>> Start

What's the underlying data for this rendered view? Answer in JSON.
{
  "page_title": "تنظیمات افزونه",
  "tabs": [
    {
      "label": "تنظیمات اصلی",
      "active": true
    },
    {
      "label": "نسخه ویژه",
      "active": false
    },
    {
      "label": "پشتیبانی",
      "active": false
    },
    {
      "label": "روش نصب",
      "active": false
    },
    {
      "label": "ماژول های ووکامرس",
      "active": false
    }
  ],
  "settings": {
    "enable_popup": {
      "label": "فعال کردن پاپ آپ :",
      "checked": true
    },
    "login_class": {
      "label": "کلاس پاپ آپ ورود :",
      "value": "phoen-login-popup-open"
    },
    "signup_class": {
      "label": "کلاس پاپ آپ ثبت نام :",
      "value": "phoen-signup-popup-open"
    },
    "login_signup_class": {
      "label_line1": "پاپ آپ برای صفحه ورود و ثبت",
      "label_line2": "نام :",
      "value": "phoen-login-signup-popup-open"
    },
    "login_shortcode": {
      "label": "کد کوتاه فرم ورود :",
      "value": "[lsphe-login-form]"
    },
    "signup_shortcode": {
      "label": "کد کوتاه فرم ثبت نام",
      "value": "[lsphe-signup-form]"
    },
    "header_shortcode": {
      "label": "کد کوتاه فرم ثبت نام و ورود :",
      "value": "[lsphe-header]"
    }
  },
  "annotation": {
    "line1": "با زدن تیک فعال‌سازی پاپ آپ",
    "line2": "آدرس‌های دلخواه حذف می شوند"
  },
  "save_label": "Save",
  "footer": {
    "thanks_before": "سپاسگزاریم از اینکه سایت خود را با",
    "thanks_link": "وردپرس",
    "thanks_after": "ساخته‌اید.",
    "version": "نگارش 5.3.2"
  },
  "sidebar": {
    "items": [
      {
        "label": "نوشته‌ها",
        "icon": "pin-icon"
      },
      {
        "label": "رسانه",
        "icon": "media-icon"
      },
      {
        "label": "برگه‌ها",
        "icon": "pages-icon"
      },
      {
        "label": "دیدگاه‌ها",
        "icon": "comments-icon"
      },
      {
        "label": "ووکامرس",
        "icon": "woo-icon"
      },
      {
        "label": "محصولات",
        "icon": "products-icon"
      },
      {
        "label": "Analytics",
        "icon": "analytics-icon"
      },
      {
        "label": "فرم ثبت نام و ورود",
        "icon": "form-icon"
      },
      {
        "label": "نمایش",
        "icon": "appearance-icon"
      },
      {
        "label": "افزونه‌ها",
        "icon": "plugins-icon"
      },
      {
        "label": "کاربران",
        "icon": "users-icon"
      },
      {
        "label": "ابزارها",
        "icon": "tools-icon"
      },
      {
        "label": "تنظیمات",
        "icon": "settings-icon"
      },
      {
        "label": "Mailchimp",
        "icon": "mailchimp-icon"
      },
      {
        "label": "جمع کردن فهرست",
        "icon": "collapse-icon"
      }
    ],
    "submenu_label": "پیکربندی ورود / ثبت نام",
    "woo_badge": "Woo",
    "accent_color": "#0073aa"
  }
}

>> End

* _Goal of the exercise_
Each line holding "فعال" must be found and copied.

* _Complete response_
      "label": "فعال کردن پاپ آپ :",
    "line1": "با زدن تیک فعال‌سازی پاپ آپ",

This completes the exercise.